(WHAT YOU HAVE TO DO) Copy out the data below as written; omit any images.
— Begin RECORDS SUPPLIED —
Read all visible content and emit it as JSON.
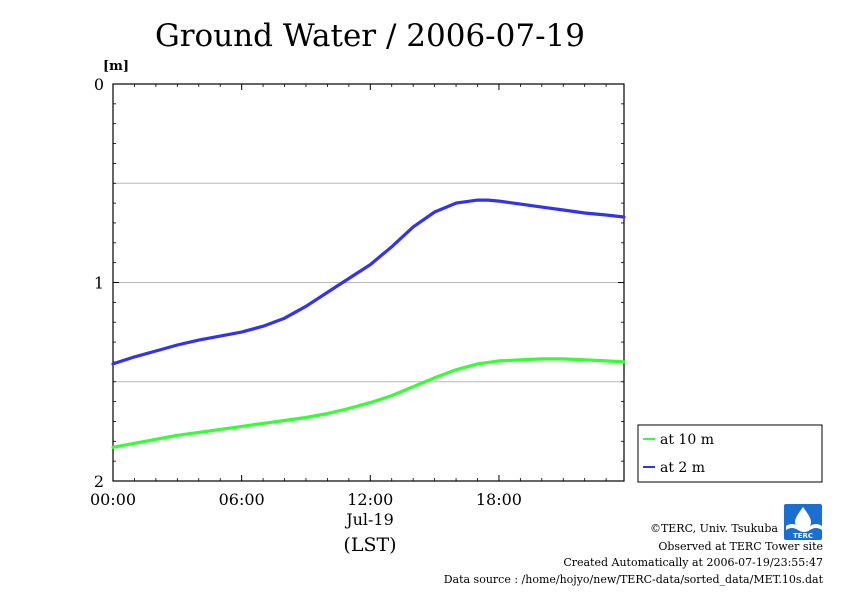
{
  "chart_data": {
    "type": "line",
    "title": "Ground Water / 2006-07-19",
    "ylabel_unit": "[m]",
    "yaxis_inverted": true,
    "ylim": [
      0,
      2
    ],
    "yticks": [
      {
        "value": 0,
        "label": "0"
      },
      {
        "value": 1,
        "label": "1"
      },
      {
        "value": 2,
        "label": "2"
      }
    ],
    "ygrid": [
      0.5,
      1,
      1.5
    ],
    "xlim_hours": [
      0,
      23.833
    ],
    "xticks": [
      {
        "hour": 0,
        "label": "00:00"
      },
      {
        "hour": 6,
        "label": "06:00"
      },
      {
        "hour": 12,
        "label": "12:00"
      },
      {
        "hour": 18,
        "label": "18:00"
      }
    ],
    "xdate_label": "Jul-19",
    "xtimezone_label": "(LST)",
    "grid": true,
    "legend_position": "right-bottom",
    "series": [
      {
        "name": "at 10 m",
        "color": "#33ff33",
        "hours": [
          0,
          1,
          2,
          3,
          4,
          5,
          6,
          7,
          8,
          9,
          10,
          11,
          12,
          13,
          14,
          15,
          16,
          17,
          18,
          19,
          20,
          21,
          22,
          23,
          23.83
        ],
        "values": [
          1.83,
          1.81,
          1.79,
          1.77,
          1.755,
          1.74,
          1.725,
          1.71,
          1.695,
          1.68,
          1.66,
          1.635,
          1.605,
          1.57,
          1.525,
          1.48,
          1.44,
          1.41,
          1.395,
          1.39,
          1.385,
          1.385,
          1.39,
          1.395,
          1.4
        ]
      },
      {
        "name": "at 2 m",
        "color": "#3333ee",
        "hours": [
          0,
          1,
          2,
          3,
          4,
          5,
          6,
          7,
          8,
          9,
          10,
          11,
          12,
          13,
          14,
          15,
          16,
          17,
          17.5,
          18,
          19,
          20,
          21,
          22,
          23,
          23.83
        ],
        "values": [
          1.41,
          1.375,
          1.345,
          1.315,
          1.29,
          1.27,
          1.25,
          1.22,
          1.18,
          1.12,
          1.05,
          0.98,
          0.91,
          0.82,
          0.72,
          0.645,
          0.6,
          0.585,
          0.585,
          0.59,
          0.605,
          0.62,
          0.635,
          0.65,
          0.66,
          0.67
        ]
      }
    ]
  },
  "footer": {
    "copyright": "©TERC, Univ. Tsukuba",
    "observed": "Observed at TERC Tower site",
    "created": "Created Automatically at 2006-07-19/23:55:47",
    "source": "Data source : /home/hojyo/new/TERC-data/sorted_data/MET.10s.dat"
  },
  "logo": {
    "name": "terc-logo",
    "text": "TERC",
    "color": "#1a6fd1"
  }
}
— End RECORDS SUPPLIED —
(SOLUTION FOR THIS PROBLEM)
Read all visible content and emit it as JSON.
{
  "chart_data": {
    "type": "line",
    "title": "Ground Water / 2006-07-19",
    "ylabel_unit": "[m]",
    "yaxis_inverted": true,
    "ylim": [
      0,
      2
    ],
    "yticks": [
      {
        "value": 0,
        "label": "0"
      },
      {
        "value": 1,
        "label": "1"
      },
      {
        "value": 2,
        "label": "2"
      }
    ],
    "ygrid": [
      0.5,
      1,
      1.5
    ],
    "xlim_hours": [
      0,
      23.833
    ],
    "xticks": [
      {
        "hour": 0,
        "label": "00:00"
      },
      {
        "hour": 6,
        "label": "06:00"
      },
      {
        "hour": 12,
        "label": "12:00"
      },
      {
        "hour": 18,
        "label": "18:00"
      }
    ],
    "xdate_label": "Jul-19",
    "xtimezone_label": "(LST)",
    "grid": true,
    "legend_position": "right-bottom",
    "series": [
      {
        "name": "at 10 m",
        "color": "#33ff33",
        "hours": [
          0,
          1,
          2,
          3,
          4,
          5,
          6,
          7,
          8,
          9,
          10,
          11,
          12,
          13,
          14,
          15,
          16,
          17,
          18,
          19,
          20,
          21,
          22,
          23,
          23.83
        ],
        "values": [
          1.83,
          1.81,
          1.79,
          1.77,
          1.755,
          1.74,
          1.725,
          1.71,
          1.695,
          1.68,
          1.66,
          1.635,
          1.605,
          1.57,
          1.525,
          1.48,
          1.44,
          1.41,
          1.395,
          1.39,
          1.385,
          1.385,
          1.39,
          1.395,
          1.4
        ]
      },
      {
        "name": "at 2 m",
        "color": "#3333ee",
        "hours": [
          0,
          1,
          2,
          3,
          4,
          5,
          6,
          7,
          8,
          9,
          10,
          11,
          12,
          13,
          14,
          15,
          16,
          17,
          17.5,
          18,
          19,
          20,
          21,
          22,
          23,
          23.83
        ],
        "values": [
          1.41,
          1.375,
          1.345,
          1.315,
          1.29,
          1.27,
          1.25,
          1.22,
          1.18,
          1.12,
          1.05,
          0.98,
          0.91,
          0.82,
          0.72,
          0.645,
          0.6,
          0.585,
          0.585,
          0.59,
          0.605,
          0.62,
          0.635,
          0.65,
          0.66,
          0.67
        ]
      }
    ]
  },
  "footer": {
    "copyright": "©TERC, Univ. Tsukuba",
    "observed": "Observed at TERC Tower site",
    "created": "Created Automatically at 2006-07-19/23:55:47",
    "source": "Data source : /home/hojyo/new/TERC-data/sorted_data/MET.10s.dat"
  },
  "logo": {
    "name": "terc-logo",
    "text": "TERC",
    "color": "#1a6fd1"
  }
}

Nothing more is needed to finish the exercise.